──────── Testo fornito ────────

Dalle testimonianze raccolte, l’uomo aveva deciso di estrarsi da solo dei denti, non potendosi permettere un dentista. Da quel momento per lui non c’era più stata pace. E’ stato sempre peggio, fino a quando i due compagni che con lui condividevano stenti e sacrifici si sono rivolti al loro ospite, che non ha perso tempo e lo ha portato in ospedale. Era in pessime condizioni, al punto che morirà nella struttura sanitaria nell’arco di poche ore.

Insieme ad altri due connazionali, la sua compagna e il fratello di lei, era giunto in Italia con un carico di speranze e con alle spalle scene di una vita da dimenticare. Dopo aver lavorato in una azienda di Acri, il rapporto di lavoro era finito malamente, con rivendicazioni e carte bollate. I tre, trovatisi letteralmente in mezzo a una strada, per qualche tempo hanno vissuto in una sorta di baracca, nel parco di Serralonga, a meno di dieci chilometri dal centro cittadino.

Una situazione che non poteva durare a lungo, infatti saranno gli interventi delle forze dell’ordine prima e dei servizi sociali del Comune poi a incaricarsi di porvi fine. Il parroco Don Giampiero Fiore si prende cura di loro, gli procura dei vestiti e del cibo. Riescono a stento a stare in piedi e il prete arriverà finanche a imboccarli. Un imprenditore acrese poi darà loro gratuita ospitalità.

Per il pranzo per qualche mese saranno ospiti fissi della Mensa del Girasole, gestita dall’associazione “Susy, sorriso di Dio”, che da anni garantisce un pasto caldo a chi non se lo può permettere. Chi li serviva ai tavoli si preoccupava anche di mettere da parte qualcosa che potesse servire per la cena, non essendo disponibile la sera il servizio. Da un po’ non si vedevano, e alla mensa qualcuno incominciò a preoccuparsi, al punto da chiedere notizie ai servizi sociali al Comune.

──────── Sezione dati ────────

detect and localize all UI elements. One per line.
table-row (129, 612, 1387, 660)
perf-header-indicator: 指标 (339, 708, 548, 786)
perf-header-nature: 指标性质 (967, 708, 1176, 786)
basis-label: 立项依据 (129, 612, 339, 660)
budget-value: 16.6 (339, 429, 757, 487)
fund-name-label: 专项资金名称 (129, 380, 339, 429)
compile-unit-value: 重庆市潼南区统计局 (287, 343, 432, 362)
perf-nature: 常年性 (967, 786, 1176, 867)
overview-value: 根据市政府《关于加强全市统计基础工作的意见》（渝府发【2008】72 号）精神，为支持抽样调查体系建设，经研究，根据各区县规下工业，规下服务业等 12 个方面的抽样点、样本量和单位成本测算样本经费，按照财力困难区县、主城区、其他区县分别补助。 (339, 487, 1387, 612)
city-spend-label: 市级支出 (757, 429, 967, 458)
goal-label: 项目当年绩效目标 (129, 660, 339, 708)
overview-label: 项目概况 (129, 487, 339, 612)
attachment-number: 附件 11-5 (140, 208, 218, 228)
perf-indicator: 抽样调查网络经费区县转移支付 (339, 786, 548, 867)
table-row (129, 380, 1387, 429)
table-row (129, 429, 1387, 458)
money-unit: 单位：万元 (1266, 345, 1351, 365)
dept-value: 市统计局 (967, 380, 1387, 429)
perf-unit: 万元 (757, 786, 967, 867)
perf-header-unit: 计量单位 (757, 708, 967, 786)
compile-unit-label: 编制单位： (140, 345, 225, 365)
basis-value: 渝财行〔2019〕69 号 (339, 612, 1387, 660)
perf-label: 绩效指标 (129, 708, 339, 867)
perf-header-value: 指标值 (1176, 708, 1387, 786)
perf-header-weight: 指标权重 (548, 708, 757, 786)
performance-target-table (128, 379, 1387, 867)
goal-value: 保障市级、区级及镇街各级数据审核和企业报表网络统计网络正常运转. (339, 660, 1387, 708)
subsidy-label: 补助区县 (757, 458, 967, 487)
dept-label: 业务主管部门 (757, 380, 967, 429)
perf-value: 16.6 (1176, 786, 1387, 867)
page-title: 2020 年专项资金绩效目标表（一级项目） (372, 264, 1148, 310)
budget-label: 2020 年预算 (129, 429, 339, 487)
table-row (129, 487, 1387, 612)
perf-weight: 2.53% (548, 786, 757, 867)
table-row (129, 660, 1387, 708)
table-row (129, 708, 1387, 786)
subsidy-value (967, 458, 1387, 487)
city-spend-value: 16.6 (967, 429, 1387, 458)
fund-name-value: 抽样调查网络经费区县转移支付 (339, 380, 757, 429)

────────

*Compito 1*:
Dove hanno vissuto per qualche tempo i tre, in una sorta di baracca, secondo il testo fornito?
*Compito 2*:
In base al testo fornito, spiega perché chi serviva ai tavoli della Mensa del Girasole metteva da parte qualcosa per la cena.
Per rispondere basati soltanto sul testo fornito.

*Risposta completa 1*:
Nel parco di Serralonga, a meno di dieci chilometri dal centro cittadino.

*Risposta completa 2*:
La sera il servizio della mensa non era disponibile. Per questo chi serviva ai tavoli conservava qualcosa che potesse servire per la cena.